Stated goal :: Read the lines below. Copy out any that hold the string "color".

Data for processing ::
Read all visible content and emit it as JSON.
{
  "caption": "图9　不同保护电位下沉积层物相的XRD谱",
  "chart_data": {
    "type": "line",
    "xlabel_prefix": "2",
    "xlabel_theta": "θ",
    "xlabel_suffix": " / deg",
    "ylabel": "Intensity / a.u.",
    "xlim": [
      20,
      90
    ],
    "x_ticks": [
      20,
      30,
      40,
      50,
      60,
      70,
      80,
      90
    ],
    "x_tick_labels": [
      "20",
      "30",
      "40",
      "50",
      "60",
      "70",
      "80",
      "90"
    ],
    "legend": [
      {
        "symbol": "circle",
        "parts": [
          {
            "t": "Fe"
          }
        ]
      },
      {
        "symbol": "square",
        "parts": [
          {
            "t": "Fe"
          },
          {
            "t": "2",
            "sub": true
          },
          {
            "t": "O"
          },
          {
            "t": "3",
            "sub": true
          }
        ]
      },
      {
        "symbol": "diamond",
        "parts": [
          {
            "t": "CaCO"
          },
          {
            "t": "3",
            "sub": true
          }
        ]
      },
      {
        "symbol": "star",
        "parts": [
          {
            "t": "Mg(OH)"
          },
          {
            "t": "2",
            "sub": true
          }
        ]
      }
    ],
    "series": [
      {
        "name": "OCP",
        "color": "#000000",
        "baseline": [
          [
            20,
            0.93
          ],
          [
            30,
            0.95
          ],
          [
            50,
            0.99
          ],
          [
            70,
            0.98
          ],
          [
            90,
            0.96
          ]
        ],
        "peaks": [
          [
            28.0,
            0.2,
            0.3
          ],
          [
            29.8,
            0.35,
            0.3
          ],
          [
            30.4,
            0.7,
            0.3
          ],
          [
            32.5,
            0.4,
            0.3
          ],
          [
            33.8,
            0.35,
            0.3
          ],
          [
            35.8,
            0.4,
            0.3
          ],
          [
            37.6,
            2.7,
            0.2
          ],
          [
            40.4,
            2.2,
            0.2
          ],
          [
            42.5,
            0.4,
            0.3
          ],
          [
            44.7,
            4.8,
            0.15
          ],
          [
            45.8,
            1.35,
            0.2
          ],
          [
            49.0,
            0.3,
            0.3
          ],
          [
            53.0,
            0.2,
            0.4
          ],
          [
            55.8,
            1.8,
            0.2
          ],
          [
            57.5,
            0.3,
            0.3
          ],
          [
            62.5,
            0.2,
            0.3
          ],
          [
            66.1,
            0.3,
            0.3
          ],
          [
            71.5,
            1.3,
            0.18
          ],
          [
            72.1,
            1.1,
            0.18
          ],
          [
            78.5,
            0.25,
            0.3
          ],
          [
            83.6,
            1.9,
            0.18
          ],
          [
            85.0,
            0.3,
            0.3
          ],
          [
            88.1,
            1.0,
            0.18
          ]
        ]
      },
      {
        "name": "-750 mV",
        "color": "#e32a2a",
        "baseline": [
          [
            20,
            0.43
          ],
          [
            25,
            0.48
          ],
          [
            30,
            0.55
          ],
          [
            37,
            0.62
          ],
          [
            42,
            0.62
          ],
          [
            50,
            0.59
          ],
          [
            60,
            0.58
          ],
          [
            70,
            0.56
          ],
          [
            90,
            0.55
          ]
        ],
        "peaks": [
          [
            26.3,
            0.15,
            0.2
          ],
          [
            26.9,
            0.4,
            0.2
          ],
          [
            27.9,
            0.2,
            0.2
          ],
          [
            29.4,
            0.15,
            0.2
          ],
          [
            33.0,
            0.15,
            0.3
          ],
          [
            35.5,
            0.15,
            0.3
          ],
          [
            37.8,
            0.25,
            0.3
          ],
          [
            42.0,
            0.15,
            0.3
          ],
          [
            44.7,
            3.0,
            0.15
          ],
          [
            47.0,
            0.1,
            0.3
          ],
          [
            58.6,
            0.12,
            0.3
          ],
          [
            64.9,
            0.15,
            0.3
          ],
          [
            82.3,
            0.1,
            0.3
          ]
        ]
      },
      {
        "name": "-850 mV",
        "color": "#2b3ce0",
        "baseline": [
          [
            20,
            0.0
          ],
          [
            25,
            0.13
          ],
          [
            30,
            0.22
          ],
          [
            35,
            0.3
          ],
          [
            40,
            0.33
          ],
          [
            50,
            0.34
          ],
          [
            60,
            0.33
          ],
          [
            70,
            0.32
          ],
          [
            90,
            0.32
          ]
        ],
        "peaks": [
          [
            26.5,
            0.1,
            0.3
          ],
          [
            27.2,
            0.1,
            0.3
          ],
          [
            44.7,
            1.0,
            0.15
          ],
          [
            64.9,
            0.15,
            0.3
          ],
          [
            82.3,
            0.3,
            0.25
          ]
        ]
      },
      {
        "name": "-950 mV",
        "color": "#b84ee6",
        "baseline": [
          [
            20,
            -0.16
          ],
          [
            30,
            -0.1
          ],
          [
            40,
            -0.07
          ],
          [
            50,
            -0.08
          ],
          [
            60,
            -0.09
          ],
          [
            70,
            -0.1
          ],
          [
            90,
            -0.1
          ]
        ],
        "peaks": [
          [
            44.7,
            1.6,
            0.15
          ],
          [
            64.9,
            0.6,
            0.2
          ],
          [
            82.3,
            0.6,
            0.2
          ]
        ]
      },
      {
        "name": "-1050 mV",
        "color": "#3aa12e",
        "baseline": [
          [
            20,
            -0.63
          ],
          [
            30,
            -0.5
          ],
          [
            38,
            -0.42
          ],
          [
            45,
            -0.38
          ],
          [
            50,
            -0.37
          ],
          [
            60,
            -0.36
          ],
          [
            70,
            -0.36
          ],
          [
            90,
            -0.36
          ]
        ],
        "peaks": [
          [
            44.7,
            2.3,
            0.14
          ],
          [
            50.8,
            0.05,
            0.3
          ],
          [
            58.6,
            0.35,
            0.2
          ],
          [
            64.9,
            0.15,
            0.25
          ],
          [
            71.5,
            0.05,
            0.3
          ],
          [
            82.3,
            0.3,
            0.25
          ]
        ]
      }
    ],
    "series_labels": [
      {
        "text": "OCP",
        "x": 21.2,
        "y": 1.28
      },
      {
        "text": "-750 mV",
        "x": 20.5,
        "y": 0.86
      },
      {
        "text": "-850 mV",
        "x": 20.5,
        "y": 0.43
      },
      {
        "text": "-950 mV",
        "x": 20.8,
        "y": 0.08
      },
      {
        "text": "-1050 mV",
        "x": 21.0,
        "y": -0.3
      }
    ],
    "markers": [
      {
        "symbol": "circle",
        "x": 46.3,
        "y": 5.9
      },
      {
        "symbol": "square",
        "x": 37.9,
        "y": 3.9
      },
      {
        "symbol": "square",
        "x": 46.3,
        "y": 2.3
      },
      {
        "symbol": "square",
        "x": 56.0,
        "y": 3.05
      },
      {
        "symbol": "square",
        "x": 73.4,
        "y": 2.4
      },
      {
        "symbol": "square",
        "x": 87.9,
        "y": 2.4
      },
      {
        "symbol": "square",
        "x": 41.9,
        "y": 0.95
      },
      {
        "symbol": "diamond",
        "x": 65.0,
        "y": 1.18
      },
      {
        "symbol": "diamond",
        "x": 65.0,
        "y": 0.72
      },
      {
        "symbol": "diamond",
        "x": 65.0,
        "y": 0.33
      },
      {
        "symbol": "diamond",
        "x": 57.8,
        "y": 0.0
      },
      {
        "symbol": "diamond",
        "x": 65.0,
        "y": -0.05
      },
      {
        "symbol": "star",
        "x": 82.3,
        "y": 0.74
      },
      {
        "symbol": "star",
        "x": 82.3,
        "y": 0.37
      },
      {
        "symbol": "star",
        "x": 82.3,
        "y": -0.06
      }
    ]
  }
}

Answer to this task ::
        "color": "#000000",
        "color": "#e32a2a",
        "color": "#2b3ce0",
        "color": "#b84ee6",
        "color": "#3aa12e",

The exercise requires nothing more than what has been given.